_WHAT TO DO_
Copy out every record below, word for word.

———

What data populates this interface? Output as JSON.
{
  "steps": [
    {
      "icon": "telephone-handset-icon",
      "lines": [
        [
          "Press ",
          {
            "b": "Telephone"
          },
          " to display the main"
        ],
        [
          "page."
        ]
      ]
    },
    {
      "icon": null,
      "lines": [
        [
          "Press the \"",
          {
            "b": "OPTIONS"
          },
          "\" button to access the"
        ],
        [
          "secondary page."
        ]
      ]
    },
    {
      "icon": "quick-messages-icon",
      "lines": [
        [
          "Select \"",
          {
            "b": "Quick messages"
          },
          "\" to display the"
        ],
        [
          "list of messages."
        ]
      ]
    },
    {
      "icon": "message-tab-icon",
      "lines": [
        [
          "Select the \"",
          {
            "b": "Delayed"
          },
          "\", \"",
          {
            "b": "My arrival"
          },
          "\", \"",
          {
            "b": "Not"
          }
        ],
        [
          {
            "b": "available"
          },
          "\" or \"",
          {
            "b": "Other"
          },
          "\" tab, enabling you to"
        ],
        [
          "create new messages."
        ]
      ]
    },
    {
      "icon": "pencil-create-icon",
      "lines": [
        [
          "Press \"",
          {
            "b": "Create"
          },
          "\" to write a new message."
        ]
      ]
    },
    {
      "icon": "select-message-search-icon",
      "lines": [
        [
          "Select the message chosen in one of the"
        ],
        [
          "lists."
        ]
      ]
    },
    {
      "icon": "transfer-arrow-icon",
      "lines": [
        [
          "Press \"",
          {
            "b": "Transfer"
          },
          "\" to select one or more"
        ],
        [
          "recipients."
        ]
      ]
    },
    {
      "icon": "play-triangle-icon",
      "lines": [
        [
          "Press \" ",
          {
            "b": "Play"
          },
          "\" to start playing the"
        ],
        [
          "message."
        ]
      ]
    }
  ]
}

———

_IN RESPONSE_
What data populates this interface? Output as JSON.
{
  "steps": [
    {
      "icon": "telephone-handset-icon",
      "lines": [
        [
          "Press ",
          {
            "b": "Telephone"
          },
          " to display the main"
        ],
        [
          "page."
        ]
      ]
    },
    {
      "icon": null,
      "lines": [
        [
          "Press the \"",
          {
            "b": "OPTIONS"
          },
          "\" button to access the"
        ],
        [
          "secondary page."
        ]
      ]
    },
    {
      "icon": "quick-messages-icon",
      "lines": [
        [
          "Select \"",
          {
            "b": "Quick messages"
          },
          "\" to display the"
        ],
        [
          "list of messages."
        ]
      ]
    },
    {
      "icon": "message-tab-icon",
      "lines": [
        [
          "Select the \"",
          {
            "b": "Delayed"
          },
          "\", \"",
          {
            "b": "My arrival"
          },
          "\", \"",
          {
            "b": "Not"
          }
        ],
        [
          {
            "b": "available"
          },
          "\" or \"",
          {
            "b": "Other"
          },
          "\" tab, enabling you to"
        ],
        [
          "create new messages."
        ]
      ]
    },
    {
      "icon": "pencil-create-icon",
      "lines": [
        [
          "Press \"",
          {
            "b": "Create"
          },
          "\" to write a new message."
        ]
      ]
    },
    {
      "icon": "select-message-search-icon",
      "lines": [
        [
          "Select the message chosen in one of the"
        ],
        [
          "lists."
        ]
      ]
    },
    {
      "icon": "transfer-arrow-icon",
      "lines": [
        [
          "Press \"",
          {
            "b": "Transfer"
          },
          "\" to select one or more"
        ],
        [
          "recipients."
        ]
      ]
    },
    {
      "icon": "play-triangle-icon",
      "lines": [
        [
          "Press \" ",
          {
            "b": "Play"
          },
          "\" to start playing the"
        ],
        [
          "message."
        ]
      ]
    }
  ]
}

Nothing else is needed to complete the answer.